• **YOUR OBJECTIVE**: Go through the data below and gather each line containing "above".

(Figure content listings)
★ ★ ★
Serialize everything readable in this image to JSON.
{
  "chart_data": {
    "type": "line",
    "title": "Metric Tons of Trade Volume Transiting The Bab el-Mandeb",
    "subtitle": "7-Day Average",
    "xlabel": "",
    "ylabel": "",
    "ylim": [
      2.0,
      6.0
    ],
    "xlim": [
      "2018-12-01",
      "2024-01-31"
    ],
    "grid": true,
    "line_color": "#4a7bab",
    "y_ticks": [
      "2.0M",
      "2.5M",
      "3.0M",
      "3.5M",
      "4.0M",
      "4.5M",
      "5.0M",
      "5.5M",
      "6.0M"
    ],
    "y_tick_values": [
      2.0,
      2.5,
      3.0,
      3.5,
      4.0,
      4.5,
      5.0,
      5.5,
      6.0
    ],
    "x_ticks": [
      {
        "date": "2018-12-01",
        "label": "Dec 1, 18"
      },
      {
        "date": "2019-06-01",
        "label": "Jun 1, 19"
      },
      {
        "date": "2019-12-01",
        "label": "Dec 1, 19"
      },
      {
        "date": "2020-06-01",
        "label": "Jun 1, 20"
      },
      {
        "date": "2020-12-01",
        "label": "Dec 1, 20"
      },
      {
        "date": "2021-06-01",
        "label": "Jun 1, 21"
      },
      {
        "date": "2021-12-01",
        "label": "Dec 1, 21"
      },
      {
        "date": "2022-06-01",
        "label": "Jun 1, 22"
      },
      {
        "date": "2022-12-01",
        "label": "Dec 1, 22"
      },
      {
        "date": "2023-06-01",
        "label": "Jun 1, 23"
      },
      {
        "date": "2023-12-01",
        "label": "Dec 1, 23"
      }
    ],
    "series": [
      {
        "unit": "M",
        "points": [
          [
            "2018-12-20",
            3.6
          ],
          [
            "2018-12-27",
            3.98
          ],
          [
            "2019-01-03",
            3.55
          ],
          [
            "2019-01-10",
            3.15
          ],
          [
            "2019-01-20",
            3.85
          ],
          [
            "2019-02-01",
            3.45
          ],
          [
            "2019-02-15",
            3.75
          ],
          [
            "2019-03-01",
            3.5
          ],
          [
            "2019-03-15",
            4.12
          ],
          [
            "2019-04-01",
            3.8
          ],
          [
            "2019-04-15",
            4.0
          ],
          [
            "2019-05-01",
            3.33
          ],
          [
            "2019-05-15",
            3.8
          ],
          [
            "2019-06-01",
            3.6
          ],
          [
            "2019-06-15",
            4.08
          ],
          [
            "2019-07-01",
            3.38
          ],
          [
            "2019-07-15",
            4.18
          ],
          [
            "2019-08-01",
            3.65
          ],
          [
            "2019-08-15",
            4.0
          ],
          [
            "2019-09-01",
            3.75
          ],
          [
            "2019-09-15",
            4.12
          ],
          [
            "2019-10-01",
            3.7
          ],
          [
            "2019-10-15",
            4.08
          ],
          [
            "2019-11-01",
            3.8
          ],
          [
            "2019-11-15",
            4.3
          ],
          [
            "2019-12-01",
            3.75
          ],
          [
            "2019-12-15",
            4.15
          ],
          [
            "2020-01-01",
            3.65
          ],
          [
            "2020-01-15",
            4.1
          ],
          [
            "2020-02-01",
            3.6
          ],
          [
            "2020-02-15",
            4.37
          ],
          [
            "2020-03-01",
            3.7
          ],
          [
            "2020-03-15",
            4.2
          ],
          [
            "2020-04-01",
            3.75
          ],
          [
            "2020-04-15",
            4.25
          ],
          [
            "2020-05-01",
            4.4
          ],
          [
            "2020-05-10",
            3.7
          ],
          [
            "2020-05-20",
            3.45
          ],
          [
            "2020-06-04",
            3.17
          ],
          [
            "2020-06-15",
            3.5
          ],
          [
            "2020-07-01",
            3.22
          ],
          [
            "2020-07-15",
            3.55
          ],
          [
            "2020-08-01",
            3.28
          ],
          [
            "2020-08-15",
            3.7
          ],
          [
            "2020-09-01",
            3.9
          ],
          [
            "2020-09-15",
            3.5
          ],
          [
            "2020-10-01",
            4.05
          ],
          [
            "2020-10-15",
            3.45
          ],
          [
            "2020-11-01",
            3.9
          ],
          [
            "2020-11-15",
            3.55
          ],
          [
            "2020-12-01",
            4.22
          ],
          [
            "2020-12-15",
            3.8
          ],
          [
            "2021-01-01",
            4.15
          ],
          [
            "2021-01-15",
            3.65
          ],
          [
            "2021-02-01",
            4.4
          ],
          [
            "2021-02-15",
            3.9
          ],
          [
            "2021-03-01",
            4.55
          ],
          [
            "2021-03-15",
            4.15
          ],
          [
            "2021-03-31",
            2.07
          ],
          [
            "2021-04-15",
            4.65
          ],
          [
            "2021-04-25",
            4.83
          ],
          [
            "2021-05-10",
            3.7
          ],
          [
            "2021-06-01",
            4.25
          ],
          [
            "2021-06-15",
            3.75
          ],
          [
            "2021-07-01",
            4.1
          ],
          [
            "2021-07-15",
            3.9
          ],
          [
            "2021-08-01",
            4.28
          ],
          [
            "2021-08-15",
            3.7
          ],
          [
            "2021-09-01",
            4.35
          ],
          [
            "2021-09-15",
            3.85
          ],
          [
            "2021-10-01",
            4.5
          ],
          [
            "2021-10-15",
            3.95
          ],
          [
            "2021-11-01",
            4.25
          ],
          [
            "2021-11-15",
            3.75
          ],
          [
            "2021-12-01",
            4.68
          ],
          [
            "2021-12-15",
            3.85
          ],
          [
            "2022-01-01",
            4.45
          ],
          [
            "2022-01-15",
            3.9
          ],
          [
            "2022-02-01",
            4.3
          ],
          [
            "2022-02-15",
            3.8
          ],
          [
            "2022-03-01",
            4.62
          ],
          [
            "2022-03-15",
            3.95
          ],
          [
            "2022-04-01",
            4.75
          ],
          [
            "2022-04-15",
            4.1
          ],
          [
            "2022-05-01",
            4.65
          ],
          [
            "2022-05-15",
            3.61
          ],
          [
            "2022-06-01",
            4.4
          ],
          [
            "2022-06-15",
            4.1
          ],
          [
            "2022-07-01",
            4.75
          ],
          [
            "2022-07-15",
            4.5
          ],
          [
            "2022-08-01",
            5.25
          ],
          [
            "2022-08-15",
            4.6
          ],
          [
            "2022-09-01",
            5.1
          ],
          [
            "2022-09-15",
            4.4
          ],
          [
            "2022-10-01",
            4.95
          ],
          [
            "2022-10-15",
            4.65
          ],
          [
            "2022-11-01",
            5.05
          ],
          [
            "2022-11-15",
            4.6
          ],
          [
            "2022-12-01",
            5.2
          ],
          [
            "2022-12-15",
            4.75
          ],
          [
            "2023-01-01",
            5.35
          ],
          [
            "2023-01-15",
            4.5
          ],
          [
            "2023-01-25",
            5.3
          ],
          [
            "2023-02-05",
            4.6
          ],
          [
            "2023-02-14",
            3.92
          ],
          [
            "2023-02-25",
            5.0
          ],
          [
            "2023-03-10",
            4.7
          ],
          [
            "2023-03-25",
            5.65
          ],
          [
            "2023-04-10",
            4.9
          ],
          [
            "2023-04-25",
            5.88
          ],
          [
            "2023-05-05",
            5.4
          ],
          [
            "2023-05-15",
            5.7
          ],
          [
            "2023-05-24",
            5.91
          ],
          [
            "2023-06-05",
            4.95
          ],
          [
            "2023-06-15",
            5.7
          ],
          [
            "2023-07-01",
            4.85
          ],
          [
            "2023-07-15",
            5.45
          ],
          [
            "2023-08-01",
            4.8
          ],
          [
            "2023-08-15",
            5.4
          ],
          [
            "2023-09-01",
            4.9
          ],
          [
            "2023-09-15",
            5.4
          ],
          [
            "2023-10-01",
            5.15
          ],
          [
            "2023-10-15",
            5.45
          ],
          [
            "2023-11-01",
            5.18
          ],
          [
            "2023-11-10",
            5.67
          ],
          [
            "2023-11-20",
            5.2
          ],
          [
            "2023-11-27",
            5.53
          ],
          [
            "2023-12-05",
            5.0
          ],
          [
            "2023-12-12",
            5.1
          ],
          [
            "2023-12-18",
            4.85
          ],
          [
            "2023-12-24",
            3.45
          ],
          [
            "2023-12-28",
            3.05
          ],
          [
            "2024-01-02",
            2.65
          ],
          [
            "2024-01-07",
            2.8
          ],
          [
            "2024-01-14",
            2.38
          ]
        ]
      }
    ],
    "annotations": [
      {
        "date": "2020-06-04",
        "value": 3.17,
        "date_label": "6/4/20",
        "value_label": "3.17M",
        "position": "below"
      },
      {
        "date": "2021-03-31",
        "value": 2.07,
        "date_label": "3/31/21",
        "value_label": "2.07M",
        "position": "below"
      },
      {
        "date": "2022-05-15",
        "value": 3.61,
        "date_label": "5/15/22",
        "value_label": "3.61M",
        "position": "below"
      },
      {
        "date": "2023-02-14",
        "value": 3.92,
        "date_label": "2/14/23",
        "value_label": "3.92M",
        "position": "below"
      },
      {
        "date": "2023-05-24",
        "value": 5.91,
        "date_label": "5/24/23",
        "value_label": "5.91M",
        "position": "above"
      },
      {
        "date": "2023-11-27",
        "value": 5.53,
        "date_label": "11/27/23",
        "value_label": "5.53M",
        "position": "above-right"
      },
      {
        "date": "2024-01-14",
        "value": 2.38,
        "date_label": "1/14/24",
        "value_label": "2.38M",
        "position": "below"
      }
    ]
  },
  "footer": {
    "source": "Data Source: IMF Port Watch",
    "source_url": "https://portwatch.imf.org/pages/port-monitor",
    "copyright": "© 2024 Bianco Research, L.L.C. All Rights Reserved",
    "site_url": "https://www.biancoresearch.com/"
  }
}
★ ★ ★
• **ANSWER TO THIS EXERCISE**:
        "position": "above"
        "position": "above-right"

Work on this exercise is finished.